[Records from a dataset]
• • •

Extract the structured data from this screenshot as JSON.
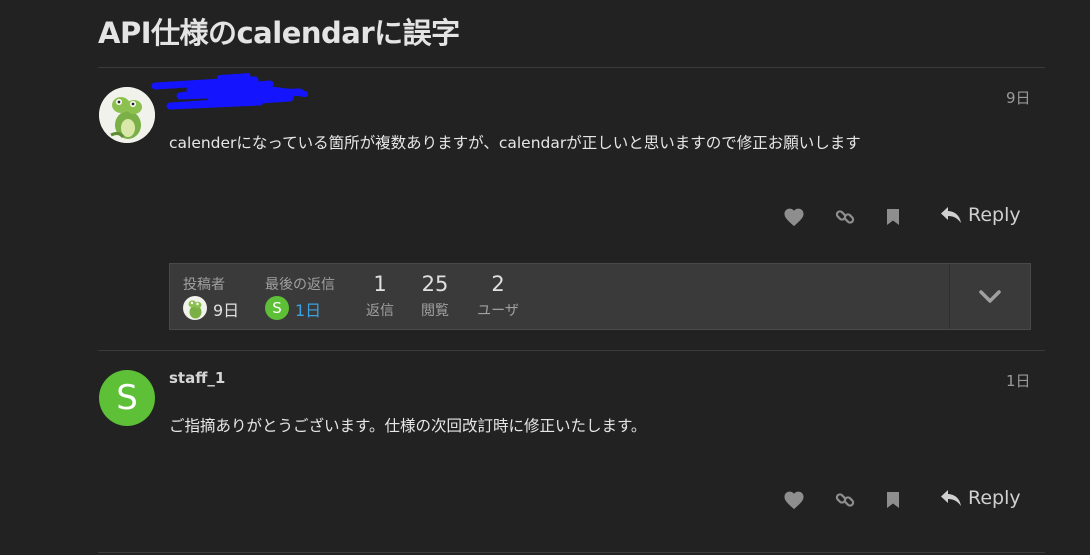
{
  "topic": {
    "title": "API仕様のcalendarに誤字"
  },
  "posts": [
    {
      "author": "",
      "date": "9日",
      "body": "calenderになっている箇所が複数ありますが、calendarが正しいと思いますので修正お願いします",
      "reply_label": "Reply"
    },
    {
      "author": "staff_1",
      "avatar_letter": "S",
      "date": "1日",
      "body": "ご指摘ありがとうございます。仕様の次回改訂時に修正いたします。",
      "reply_label": "Reply"
    }
  ],
  "topic_map": {
    "created_label": "投稿者",
    "created_age": "9日",
    "last_reply_label": "最後の返信",
    "last_reply_age": "1日",
    "last_reply_avatar_letter": "S",
    "replies": "1",
    "replies_label": "返信",
    "views": "25",
    "views_label": "閲覧",
    "users": "2",
    "users_label": "ユーザ"
  },
  "colors": {
    "background": "#222222",
    "accent_link": "#3ba1e0",
    "staff_avatar": "#5dc036",
    "redaction": "#1414ff"
  },
  "icons": [
    "heart-icon",
    "link-icon",
    "bookmark-icon",
    "reply-icon",
    "chevron-down-icon"
  ]
}
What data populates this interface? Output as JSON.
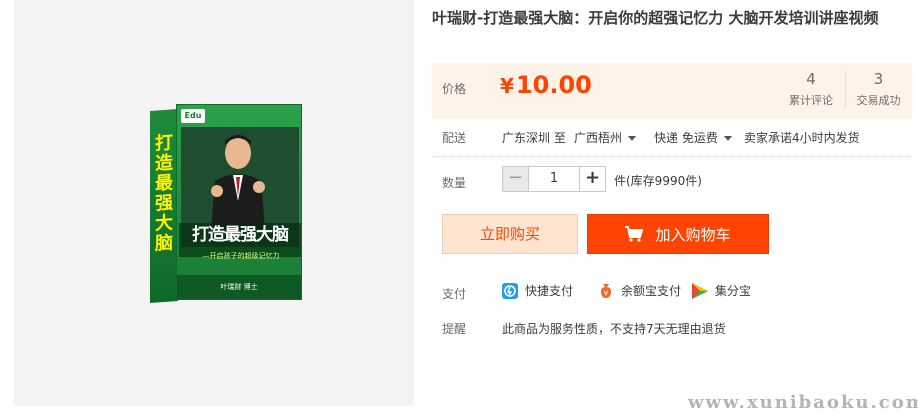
{
  "product": {
    "title": "叶瑞财-打造最强大脑：开启你的超强记忆力 大脑开发培训讲座视频",
    "image": {
      "spine_text": "打造最强大脑",
      "cover_title": "打造最强大脑",
      "cover_subtitle": "—开启孩子的超级记忆力",
      "cover_footer": "叶瑞财 博士",
      "logo": "Edu"
    }
  },
  "price": {
    "label": "价格",
    "currency": "¥",
    "value": "10.00",
    "color": "#ff4400"
  },
  "stats": [
    {
      "num": "4",
      "label": "累计评论"
    },
    {
      "num": "3",
      "label": "交易成功"
    }
  ],
  "shipping": {
    "label": "配送",
    "from": "广东深圳 至",
    "to": "广西梧州",
    "method": "快递 免运费",
    "promise": "卖家承诺4小时内发货"
  },
  "quantity": {
    "label": "数量",
    "value": "1",
    "minus": "−",
    "plus": "+",
    "stock": "件(库存9990件)"
  },
  "buttons": {
    "buy": "立即购买",
    "cart": "加入购物车",
    "cart_color": "#ff4400"
  },
  "payment": {
    "label": "支付",
    "methods": [
      {
        "name": "快捷支付",
        "icon": "quick-pay-icon"
      },
      {
        "name": "余额宝支付",
        "icon": "yuebao-icon"
      },
      {
        "name": "集分宝",
        "icon": "jifenbao-icon"
      }
    ]
  },
  "reminder": {
    "label": "提醒",
    "text": "此商品为服务性质，不支持7天无理由退货"
  },
  "watermark": "www.xunibaoku.com"
}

• • •

▸ **GOAL**: Copy the listing word for word, excluding its pictures.

▸ **RESPONSE TO THIS TASK**:
Extract the structured data from this screenshot as JSON.
{
  "topic": {
    "title": "API仕様のcalendarに誤字"
  },
  "posts": [
    {
      "author": "",
      "date": "9日",
      "body": "calenderになっている箇所が複数ありますが、calendarが正しいと思いますので修正お願いします",
      "reply_label": "Reply"
    },
    {
      "author": "staff_1",
      "avatar_letter": "S",
      "date": "1日",
      "body": "ご指摘ありがとうございます。仕様の次回改訂時に修正いたします。",
      "reply_label": "Reply"
    }
  ],
  "topic_map": {
    "created_label": "投稿者",
    "created_age": "9日",
    "last_reply_label": "最後の返信",
    "last_reply_age": "1日",
    "last_reply_avatar_letter": "S",
    "replies": "1",
    "replies_label": "返信",
    "views": "25",
    "views_label": "閲覧",
    "users": "2",
    "users_label": "ユーザ"
  },
  "colors": {
    "background": "#222222",
    "accent_link": "#3ba1e0",
    "staff_avatar": "#5dc036",
    "redaction": "#1414ff"
  },
  "icons": [
    "heart-icon",
    "link-icon",
    "bookmark-icon",
    "reply-icon",
    "chevron-down-icon"
  ]
}
What data populates this interface? Output as JSON.
{
  "product": {
    "title": "叶瑞财-打造最强大脑：开启你的超强记忆力 大脑开发培训讲座视频",
    "image": {
      "spine_text": "打造最强大脑",
      "cover_title": "打造最强大脑",
      "cover_subtitle": "—开启孩子的超级记忆力",
      "cover_footer": "叶瑞财 博士",
      "logo": "Edu"
    }
  },
  "price": {
    "label": "价格",
    "currency": "¥",
    "value": "10.00",
    "color": "#ff4400"
  },
  "stats": [
    {
      "num": "4",
      "label": "累计评论"
    },
    {
      "num": "3",
      "label": "交易成功"
    }
  ],
  "shipping": {
    "label": "配送",
    "from": "广东深圳 至",
    "to": "广西梧州",
    "method": "快递 免运费",
    "promise": "卖家承诺4小时内发货"
  },
  "quantity": {
    "label": "数量",
    "value": "1",
    "minus": "−",
    "plus": "+",
    "stock": "件(库存9990件)"
  },
  "buttons": {
    "buy": "立即购买",
    "cart": "加入购物车",
    "cart_color": "#ff4400"
  },
  "payment": {
    "label": "支付",
    "methods": [
      {
        "name": "快捷支付",
        "icon": "quick-pay-icon"
      },
      {
        "name": "余额宝支付",
        "icon": "yuebao-icon"
      },
      {
        "name": "集分宝",
        "icon": "jifenbao-icon"
      }
    ]
  },
  "reminder": {
    "label": "提醒",
    "text": "此商品为服务性质，不支持7天无理由退货"
  },
  "watermark": "www.xunibaoku.com"
}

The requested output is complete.